Brief:
Every line must be returned precisely as it is written.

═════ Data lines

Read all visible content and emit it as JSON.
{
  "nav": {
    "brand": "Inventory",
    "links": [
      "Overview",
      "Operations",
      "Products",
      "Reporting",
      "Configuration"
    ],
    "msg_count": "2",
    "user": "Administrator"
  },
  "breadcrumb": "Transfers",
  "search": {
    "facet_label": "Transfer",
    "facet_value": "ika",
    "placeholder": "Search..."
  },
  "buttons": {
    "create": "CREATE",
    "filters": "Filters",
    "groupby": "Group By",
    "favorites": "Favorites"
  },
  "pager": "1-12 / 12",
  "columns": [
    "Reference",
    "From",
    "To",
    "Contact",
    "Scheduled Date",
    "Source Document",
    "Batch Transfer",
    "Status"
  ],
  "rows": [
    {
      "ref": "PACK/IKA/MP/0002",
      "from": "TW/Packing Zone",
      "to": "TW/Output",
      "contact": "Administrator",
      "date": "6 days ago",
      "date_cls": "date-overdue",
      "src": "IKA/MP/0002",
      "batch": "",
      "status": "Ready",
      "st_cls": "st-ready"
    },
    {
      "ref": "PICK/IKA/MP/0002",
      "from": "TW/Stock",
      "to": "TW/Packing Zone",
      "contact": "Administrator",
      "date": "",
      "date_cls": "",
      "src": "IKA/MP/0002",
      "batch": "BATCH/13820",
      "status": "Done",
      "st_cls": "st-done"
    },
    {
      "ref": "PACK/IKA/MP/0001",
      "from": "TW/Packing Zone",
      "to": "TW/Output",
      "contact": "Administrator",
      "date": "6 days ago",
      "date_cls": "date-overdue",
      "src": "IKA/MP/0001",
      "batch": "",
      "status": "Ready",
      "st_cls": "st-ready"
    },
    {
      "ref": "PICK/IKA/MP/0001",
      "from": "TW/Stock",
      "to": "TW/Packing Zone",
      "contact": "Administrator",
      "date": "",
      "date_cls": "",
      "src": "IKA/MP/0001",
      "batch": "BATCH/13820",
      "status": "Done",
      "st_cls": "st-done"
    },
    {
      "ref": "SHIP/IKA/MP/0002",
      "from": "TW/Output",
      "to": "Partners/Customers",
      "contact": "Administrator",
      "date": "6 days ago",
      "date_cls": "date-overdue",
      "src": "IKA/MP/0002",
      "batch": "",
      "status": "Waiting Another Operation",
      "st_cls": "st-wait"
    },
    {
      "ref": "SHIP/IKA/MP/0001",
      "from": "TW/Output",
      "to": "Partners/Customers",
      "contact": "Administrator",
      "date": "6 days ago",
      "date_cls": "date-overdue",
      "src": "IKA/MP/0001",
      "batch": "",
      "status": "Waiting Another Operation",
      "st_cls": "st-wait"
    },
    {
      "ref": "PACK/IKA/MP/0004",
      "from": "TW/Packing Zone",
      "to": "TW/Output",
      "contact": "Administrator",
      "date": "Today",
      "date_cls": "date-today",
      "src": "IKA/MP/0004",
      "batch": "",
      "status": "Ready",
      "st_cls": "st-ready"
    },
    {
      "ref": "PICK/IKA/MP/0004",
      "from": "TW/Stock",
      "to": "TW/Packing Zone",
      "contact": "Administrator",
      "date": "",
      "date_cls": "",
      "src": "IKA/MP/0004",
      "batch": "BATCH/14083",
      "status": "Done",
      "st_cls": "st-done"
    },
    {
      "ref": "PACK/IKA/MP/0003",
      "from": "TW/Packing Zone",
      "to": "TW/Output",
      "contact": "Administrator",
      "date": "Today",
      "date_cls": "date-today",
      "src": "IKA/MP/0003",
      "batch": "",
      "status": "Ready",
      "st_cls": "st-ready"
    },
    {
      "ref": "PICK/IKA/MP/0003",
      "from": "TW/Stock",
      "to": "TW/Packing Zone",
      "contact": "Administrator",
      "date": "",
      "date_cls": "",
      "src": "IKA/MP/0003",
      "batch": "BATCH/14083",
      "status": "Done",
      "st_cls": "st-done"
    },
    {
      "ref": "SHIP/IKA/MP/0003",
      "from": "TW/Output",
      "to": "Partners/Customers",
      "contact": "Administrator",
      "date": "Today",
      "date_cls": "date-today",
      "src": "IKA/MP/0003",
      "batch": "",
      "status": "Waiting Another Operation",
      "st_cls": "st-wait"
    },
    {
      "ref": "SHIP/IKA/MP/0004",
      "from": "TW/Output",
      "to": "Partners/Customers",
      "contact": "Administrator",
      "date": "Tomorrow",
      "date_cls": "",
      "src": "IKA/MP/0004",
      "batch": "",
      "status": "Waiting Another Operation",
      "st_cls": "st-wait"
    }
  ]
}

══════════

The output:
Read all visible content and emit it as JSON.
{
  "nav": {
    "brand": "Inventory",
    "links": [
      "Overview",
      "Operations",
      "Products",
      "Reporting",
      "Configuration"
    ],
    "msg_count": "2",
    "user": "Administrator"
  },
  "breadcrumb": "Transfers",
  "search": {
    "facet_label": "Transfer",
    "facet_value": "ika",
    "placeholder": "Search..."
  },
  "buttons": {
    "create": "CREATE",
    "filters": "Filters",
    "groupby": "Group By",
    "favorites": "Favorites"
  },
  "pager": "1-12 / 12",
  "columns": [
    "Reference",
    "From",
    "To",
    "Contact",
    "Scheduled Date",
    "Source Document",
    "Batch Transfer",
    "Status"
  ],
  "rows": [
    {
      "ref": "PACK/IKA/MP/0002",
      "from": "TW/Packing Zone",
      "to": "TW/Output",
      "contact": "Administrator",
      "date": "6 days ago",
      "date_cls": "date-overdue",
      "src": "IKA/MP/0002",
      "batch": "",
      "status": "Ready",
      "st_cls": "st-ready"
    },
    {
      "ref": "PICK/IKA/MP/0002",
      "from": "TW/Stock",
      "to": "TW/Packing Zone",
      "contact": "Administrator",
      "date": "",
      "date_cls": "",
      "src": "IKA/MP/0002",
      "batch": "BATCH/13820",
      "status": "Done",
      "st_cls": "st-done"
    },
    {
      "ref": "PACK/IKA/MP/0001",
      "from": "TW/Packing Zone",
      "to": "TW/Output",
      "contact": "Administrator",
      "date": "6 days ago",
      "date_cls": "date-overdue",
      "src": "IKA/MP/0001",
      "batch": "",
      "status": "Ready",
      "st_cls": "st-ready"
    },
    {
      "ref": "PICK/IKA/MP/0001",
      "from": "TW/Stock",
      "to": "TW/Packing Zone",
      "contact": "Administrator",
      "date": "",
      "date_cls": "",
      "src": "IKA/MP/0001",
      "batch": "BATCH/13820",
      "status": "Done",
      "st_cls": "st-done"
    },
    {
      "ref": "SHIP/IKA/MP/0002",
      "from": "TW/Output",
      "to": "Partners/Customers",
      "contact": "Administrator",
      "date": "6 days ago",
      "date_cls": "date-overdue",
      "src": "IKA/MP/0002",
      "batch": "",
      "status": "Waiting Another Operation",
      "st_cls": "st-wait"
    },
    {
      "ref": "SHIP/IKA/MP/0001",
      "from": "TW/Output",
      "to": "Partners/Customers",
      "contact": "Administrator",
      "date": "6 days ago",
      "date_cls": "date-overdue",
      "src": "IKA/MP/0001",
      "batch": "",
      "status": "Waiting Another Operation",
      "st_cls": "st-wait"
    },
    {
      "ref": "PACK/IKA/MP/0004",
      "from": "TW/Packing Zone",
      "to": "TW/Output",
      "contact": "Administrator",
      "date": "Today",
      "date_cls": "date-today",
      "src": "IKA/MP/0004",
      "batch": "",
      "status": "Ready",
      "st_cls": "st-ready"
    },
    {
      "ref": "PICK/IKA/MP/0004",
      "from": "TW/Stock",
      "to": "TW/Packing Zone",
      "contact": "Administrator",
      "date": "",
      "date_cls": "",
      "src": "IKA/MP/0004",
      "batch": "BATCH/14083",
      "status": "Done",
      "st_cls": "st-done"
    },
    {
      "ref": "PACK/IKA/MP/0003",
      "from": "TW/Packing Zone",
      "to": "TW/Output",
      "contact": "Administrator",
      "date": "Today",
      "date_cls": "date-today",
      "src": "IKA/MP/0003",
      "batch": "",
      "status": "Ready",
      "st_cls": "st-ready"
    },
    {
      "ref": "PICK/IKA/MP/0003",
      "from": "TW/Stock",
      "to": "TW/Packing Zone",
      "contact": "Administrator",
      "date": "",
      "date_cls": "",
      "src": "IKA/MP/0003",
      "batch": "BATCH/14083",
      "status": "Done",
      "st_cls": "st-done"
    },
    {
      "ref": "SHIP/IKA/MP/0003",
      "from": "TW/Output",
      "to": "Partners/Customers",
      "contact": "Administrator",
      "date": "Today",
      "date_cls": "date-today",
      "src": "IKA/MP/0003",
      "batch": "",
      "status": "Waiting Another Operation",
      "st_cls": "st-wait"
    },
    {
      "ref": "SHIP/IKA/MP/0004",
      "from": "TW/Output",
      "to": "Partners/Customers",
      "contact": "Administrator",
      "date": "Tomorrow",
      "date_cls": "",
      "src": "IKA/MP/0004",
      "batch": "",
      "status": "Waiting Another Operation",
      "st_cls": "st-wait"
    }
  ]
}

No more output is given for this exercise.